» AIM OF THE TASK
The records below must be output exactly, without pictures.

--- START OF GIVEN RECORDS ---

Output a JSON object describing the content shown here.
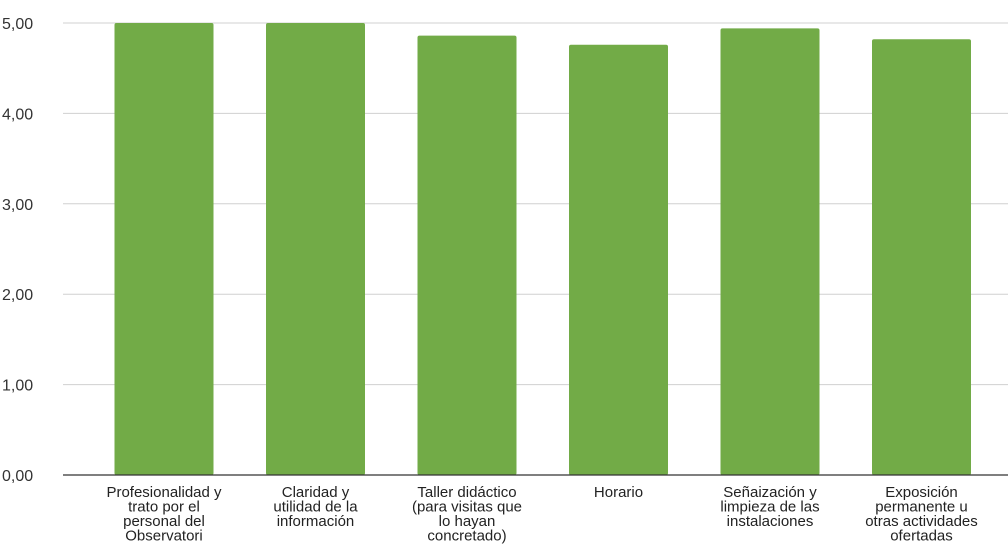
{
  "chart_data": {
    "type": "bar",
    "categories": [
      [
        "Profesionalidad y",
        "trato por el",
        "personal del",
        "Observatori"
      ],
      [
        "Claridad y",
        "utilidad de la",
        "información"
      ],
      [
        "Taller didáctico",
        "(para visitas que",
        "lo hayan",
        "concretado)"
      ],
      [
        "Horario"
      ],
      [
        "Señaización y",
        "limpieza de las",
        "instalaciones"
      ],
      [
        "Exposición",
        "permanente u",
        "otras actividades",
        "ofertadas"
      ]
    ],
    "values": [
      5.0,
      5.0,
      4.86,
      4.76,
      4.94,
      4.82
    ],
    "ylim": [
      0,
      5
    ],
    "yticks": [
      "0,00",
      "1,00",
      "2,00",
      "3,00",
      "4,00",
      "5,00"
    ],
    "ytick_values": [
      0,
      1,
      2,
      3,
      4,
      5
    ],
    "title": "",
    "xlabel": "",
    "ylabel": "",
    "grid": true,
    "legend": "none",
    "bar_color": "#72ab47",
    "axis_color": "#333333",
    "grid_color": "#d0d0d0"
  }
}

--- END OF GIVEN RECORDS ---

» REPLY
Output a JSON object describing the content shown here.
{
  "chart_data": {
    "type": "bar",
    "categories": [
      [
        "Profesionalidad y",
        "trato por el",
        "personal del",
        "Observatori"
      ],
      [
        "Claridad y",
        "utilidad de la",
        "información"
      ],
      [
        "Taller didáctico",
        "(para visitas que",
        "lo hayan",
        "concretado)"
      ],
      [
        "Horario"
      ],
      [
        "Señaización y",
        "limpieza de las",
        "instalaciones"
      ],
      [
        "Exposición",
        "permanente u",
        "otras actividades",
        "ofertadas"
      ]
    ],
    "values": [
      5.0,
      5.0,
      4.86,
      4.76,
      4.94,
      4.82
    ],
    "ylim": [
      0,
      5
    ],
    "yticks": [
      "0,00",
      "1,00",
      "2,00",
      "3,00",
      "4,00",
      "5,00"
    ],
    "ytick_values": [
      0,
      1,
      2,
      3,
      4,
      5
    ],
    "title": "",
    "xlabel": "",
    "ylabel": "",
    "grid": true,
    "legend": "none",
    "bar_color": "#72ab47",
    "axis_color": "#333333",
    "grid_color": "#d0d0d0"
  }
}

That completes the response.